▶ **Work to complete**:
Repeat the entries that follow verbatim, without any of their pictures.

Structured figure records

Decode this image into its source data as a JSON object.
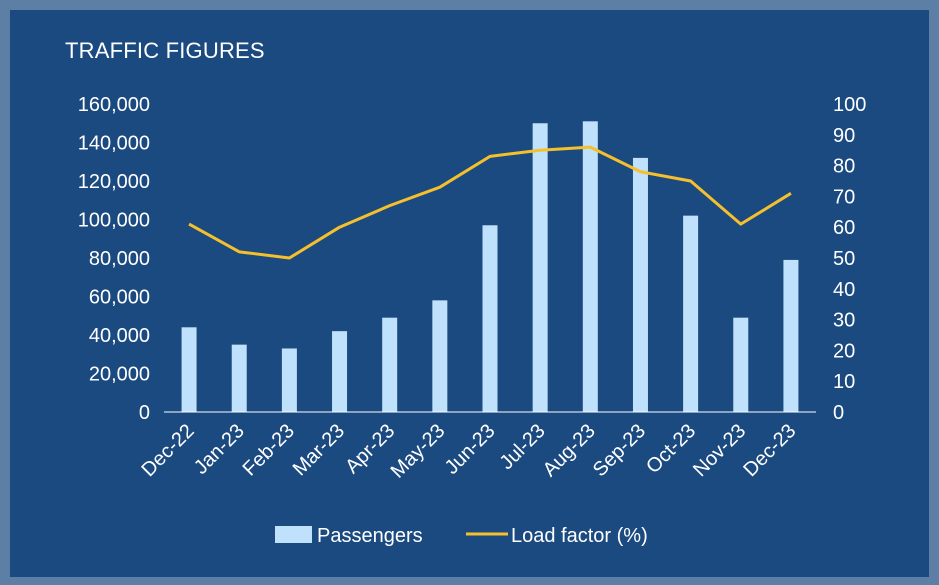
{
  "chart_data": {
    "type": "bar",
    "title": "TRAFFIC FIGURES",
    "categories": [
      "Dec-22",
      "Jan-23",
      "Feb-23",
      "Mar-23",
      "Apr-23",
      "May-23",
      "Jun-23",
      "Jul-23",
      "Aug-23",
      "Sep-23",
      "Oct-23",
      "Nov-23",
      "Dec-23"
    ],
    "series": [
      {
        "name": "Passengers",
        "type": "bar",
        "axis": "left",
        "color": "#bfe1fb",
        "values": [
          44000,
          35000,
          33000,
          42000,
          49000,
          58000,
          97000,
          150000,
          151000,
          132000,
          102000,
          49000,
          79000
        ]
      },
      {
        "name": "Load factor (%)",
        "type": "line",
        "axis": "right",
        "color": "#f6c02d",
        "values": [
          61,
          52,
          50,
          60,
          67,
          73,
          83,
          85,
          86,
          78,
          75,
          61,
          71
        ]
      }
    ],
    "y_left": {
      "ylim": [
        0,
        160000
      ],
      "ticks": [
        0,
        20000,
        40000,
        60000,
        80000,
        100000,
        120000,
        140000,
        160000
      ],
      "tick_labels": [
        "0",
        "20,000",
        "40,000",
        "60,000",
        "80,000",
        "100,000",
        "120,000",
        "140,000",
        "160,000"
      ]
    },
    "y_right": {
      "ylim": [
        0,
        100
      ],
      "ticks": [
        0,
        10,
        20,
        30,
        40,
        50,
        60,
        70,
        80,
        90,
        100
      ],
      "tick_labels": [
        "0",
        "10",
        "20",
        "30",
        "40",
        "50",
        "60",
        "70",
        "80",
        "90",
        "100"
      ]
    },
    "grid": false,
    "legend_position": "bottom-center",
    "colors": {
      "background": "#1b4a80",
      "text": "#ffffff",
      "axis": "#ffffff"
    }
  }
}
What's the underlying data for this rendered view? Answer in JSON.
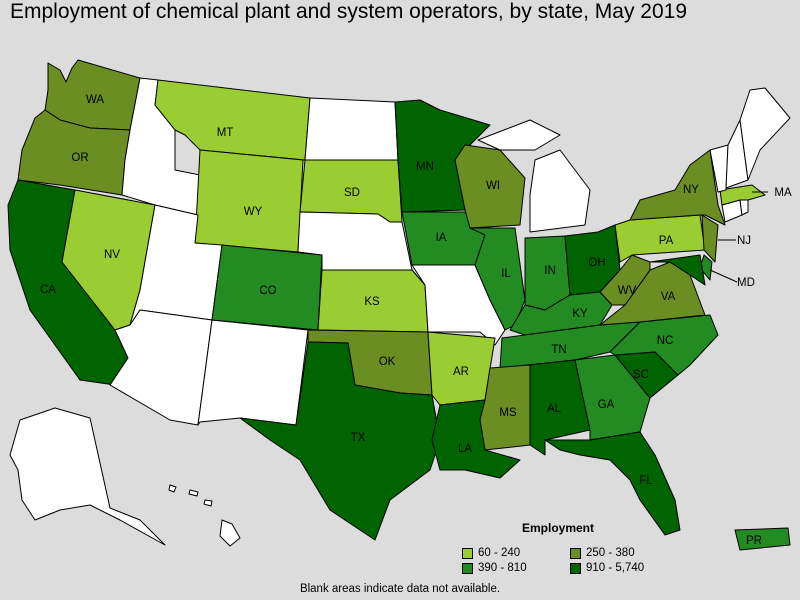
{
  "title": "Employment of chemical plant and system operators, by state, May 2019",
  "note": "Blank areas indicate data not available.",
  "legend": {
    "title": "Employment",
    "items": [
      {
        "label": "60 - 240",
        "color": "#9acd32"
      },
      {
        "label": "250 - 380",
        "color": "#6b8e23"
      },
      {
        "label": "390 - 810",
        "color": "#228b22"
      },
      {
        "label": "910 - 5,740",
        "color": "#006400"
      }
    ]
  },
  "colors": {
    "none": "#ffffff",
    "c1": "#9acd32",
    "c2": "#6b8e23",
    "c3": "#228b22",
    "c4": "#006400",
    "background": "#dcdcdc"
  },
  "states": {
    "WA": {
      "label": "WA",
      "class": "c2"
    },
    "OR": {
      "label": "OR",
      "class": "c2"
    },
    "CA": {
      "label": "CA",
      "class": "c4"
    },
    "NV": {
      "label": "NV",
      "class": "c1"
    },
    "ID": {
      "label": "",
      "class": "none"
    },
    "MT": {
      "label": "MT",
      "class": "c1"
    },
    "WY": {
      "label": "WY",
      "class": "c1"
    },
    "UT": {
      "label": "",
      "class": "none"
    },
    "AZ": {
      "label": "",
      "class": "none"
    },
    "NM": {
      "label": "",
      "class": "none"
    },
    "CO": {
      "label": "CO",
      "class": "c3"
    },
    "ND": {
      "label": "",
      "class": "none"
    },
    "SD": {
      "label": "SD",
      "class": "c1"
    },
    "NE": {
      "label": "",
      "class": "none"
    },
    "KS": {
      "label": "KS",
      "class": "c1"
    },
    "OK": {
      "label": "OK",
      "class": "c2"
    },
    "TX": {
      "label": "TX",
      "class": "c4"
    },
    "MN": {
      "label": "MN",
      "class": "c4"
    },
    "IA": {
      "label": "IA",
      "class": "c3"
    },
    "MO": {
      "label": "",
      "class": "none"
    },
    "AR": {
      "label": "AR",
      "class": "c1"
    },
    "LA": {
      "label": "LA",
      "class": "c4"
    },
    "WI": {
      "label": "WI",
      "class": "c2"
    },
    "IL": {
      "label": "IL",
      "class": "c3"
    },
    "MI": {
      "label": "",
      "class": "none"
    },
    "IN": {
      "label": "IN",
      "class": "c3"
    },
    "OH": {
      "label": "OH",
      "class": "c4"
    },
    "KY": {
      "label": "KY",
      "class": "c3"
    },
    "TN": {
      "label": "TN",
      "class": "c3"
    },
    "MS": {
      "label": "MS",
      "class": "c2"
    },
    "AL": {
      "label": "AL",
      "class": "c4"
    },
    "GA": {
      "label": "GA",
      "class": "c3"
    },
    "FL": {
      "label": "FL",
      "class": "c4"
    },
    "SC": {
      "label": "SC",
      "class": "c4"
    },
    "NC": {
      "label": "NC",
      "class": "c3"
    },
    "VA": {
      "label": "VA",
      "class": "c2"
    },
    "WV": {
      "label": "WV",
      "class": "c2"
    },
    "PA": {
      "label": "PA",
      "class": "c1"
    },
    "NY": {
      "label": "NY",
      "class": "c2"
    },
    "NJ": {
      "label": "NJ",
      "class": "c2"
    },
    "DE": {
      "label": "",
      "class": "c3"
    },
    "MD": {
      "label": "MD",
      "class": "c4"
    },
    "CT": {
      "label": "",
      "class": "none"
    },
    "RI": {
      "label": "",
      "class": "none"
    },
    "MA": {
      "label": "MA",
      "class": "c1"
    },
    "VT": {
      "label": "",
      "class": "none"
    },
    "NH": {
      "label": "",
      "class": "none"
    },
    "ME": {
      "label": "",
      "class": "none"
    },
    "AK": {
      "label": "",
      "class": "none"
    },
    "HI": {
      "label": "",
      "class": "none"
    },
    "PR": {
      "label": "PR",
      "class": "c3"
    }
  }
}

▶ **Output below**:
Decode this image into its source data as a JSON object.
{
  "chart_data": {
    "type": "bar",
    "title": "TRAFFIC FIGURES",
    "categories": [
      "Dec-22",
      "Jan-23",
      "Feb-23",
      "Mar-23",
      "Apr-23",
      "May-23",
      "Jun-23",
      "Jul-23",
      "Aug-23",
      "Sep-23",
      "Oct-23",
      "Nov-23",
      "Dec-23"
    ],
    "series": [
      {
        "name": "Passengers",
        "type": "bar",
        "axis": "left",
        "color": "#bfe1fb",
        "values": [
          44000,
          35000,
          33000,
          42000,
          49000,
          58000,
          97000,
          150000,
          151000,
          132000,
          102000,
          49000,
          79000
        ]
      },
      {
        "name": "Load factor (%)",
        "type": "line",
        "axis": "right",
        "color": "#f6c02d",
        "values": [
          61,
          52,
          50,
          60,
          67,
          73,
          83,
          85,
          86,
          78,
          75,
          61,
          71
        ]
      }
    ],
    "y_left": {
      "ylim": [
        0,
        160000
      ],
      "ticks": [
        0,
        20000,
        40000,
        60000,
        80000,
        100000,
        120000,
        140000,
        160000
      ],
      "tick_labels": [
        "0",
        "20,000",
        "40,000",
        "60,000",
        "80,000",
        "100,000",
        "120,000",
        "140,000",
        "160,000"
      ]
    },
    "y_right": {
      "ylim": [
        0,
        100
      ],
      "ticks": [
        0,
        10,
        20,
        30,
        40,
        50,
        60,
        70,
        80,
        90,
        100
      ],
      "tick_labels": [
        "0",
        "10",
        "20",
        "30",
        "40",
        "50",
        "60",
        "70",
        "80",
        "90",
        "100"
      ]
    },
    "grid": false,
    "legend_position": "bottom-center",
    "colors": {
      "background": "#1b4a80",
      "text": "#ffffff",
      "axis": "#ffffff"
    }
  }
}
What's the underlying data for this rendered view? Answer in JSON.
{
  "title": "Employment of chemical plant and system operators, by state, May 2019",
  "note": "Blank areas indicate data not available.",
  "legend": {
    "title": "Employment",
    "items": [
      {
        "label": "60 - 240",
        "color": "#9acd32"
      },
      {
        "label": "250 - 380",
        "color": "#6b8e23"
      },
      {
        "label": "390 - 810",
        "color": "#228b22"
      },
      {
        "label": "910 - 5,740",
        "color": "#006400"
      }
    ]
  },
  "colors": {
    "none": "#ffffff",
    "c1": "#9acd32",
    "c2": "#6b8e23",
    "c3": "#228b22",
    "c4": "#006400",
    "background": "#dcdcdc"
  },
  "states": {
    "WA": {
      "label": "WA",
      "class": "c2"
    },
    "OR": {
      "label": "OR",
      "class": "c2"
    },
    "CA": {
      "label": "CA",
      "class": "c4"
    },
    "NV": {
      "label": "NV",
      "class": "c1"
    },
    "ID": {
      "label": "",
      "class": "none"
    },
    "MT": {
      "label": "MT",
      "class": "c1"
    },
    "WY": {
      "label": "WY",
      "class": "c1"
    },
    "UT": {
      "label": "",
      "class": "none"
    },
    "AZ": {
      "label": "",
      "class": "none"
    },
    "NM": {
      "label": "",
      "class": "none"
    },
    "CO": {
      "label": "CO",
      "class": "c3"
    },
    "ND": {
      "label": "",
      "class": "none"
    },
    "SD": {
      "label": "SD",
      "class": "c1"
    },
    "NE": {
      "label": "",
      "class": "none"
    },
    "KS": {
      "label": "KS",
      "class": "c1"
    },
    "OK": {
      "label": "OK",
      "class": "c2"
    },
    "TX": {
      "label": "TX",
      "class": "c4"
    },
    "MN": {
      "label": "MN",
      "class": "c4"
    },
    "IA": {
      "label": "IA",
      "class": "c3"
    },
    "MO": {
      "label": "",
      "class": "none"
    },
    "AR": {
      "label": "AR",
      "class": "c1"
    },
    "LA": {
      "label": "LA",
      "class": "c4"
    },
    "WI": {
      "label": "WI",
      "class": "c2"
    },
    "IL": {
      "label": "IL",
      "class": "c3"
    },
    "MI": {
      "label": "",
      "class": "none"
    },
    "IN": {
      "label": "IN",
      "class": "c3"
    },
    "OH": {
      "label": "OH",
      "class": "c4"
    },
    "KY": {
      "label": "KY",
      "class": "c3"
    },
    "TN": {
      "label": "TN",
      "class": "c3"
    },
    "MS": {
      "label": "MS",
      "class": "c2"
    },
    "AL": {
      "label": "AL",
      "class": "c4"
    },
    "GA": {
      "label": "GA",
      "class": "c3"
    },
    "FL": {
      "label": "FL",
      "class": "c4"
    },
    "SC": {
      "label": "SC",
      "class": "c4"
    },
    "NC": {
      "label": "NC",
      "class": "c3"
    },
    "VA": {
      "label": "VA",
      "class": "c2"
    },
    "WV": {
      "label": "WV",
      "class": "c2"
    },
    "PA": {
      "label": "PA",
      "class": "c1"
    },
    "NY": {
      "label": "NY",
      "class": "c2"
    },
    "NJ": {
      "label": "NJ",
      "class": "c2"
    },
    "DE": {
      "label": "",
      "class": "c3"
    },
    "MD": {
      "label": "MD",
      "class": "c4"
    },
    "CT": {
      "label": "",
      "class": "none"
    },
    "RI": {
      "label": "",
      "class": "none"
    },
    "MA": {
      "label": "MA",
      "class": "c1"
    },
    "VT": {
      "label": "",
      "class": "none"
    },
    "NH": {
      "label": "",
      "class": "none"
    },
    "ME": {
      "label": "",
      "class": "none"
    },
    "AK": {
      "label": "",
      "class": "none"
    },
    "HI": {
      "label": "",
      "class": "none"
    },
    "PR": {
      "label": "PR",
      "class": "c3"
    }
  }
}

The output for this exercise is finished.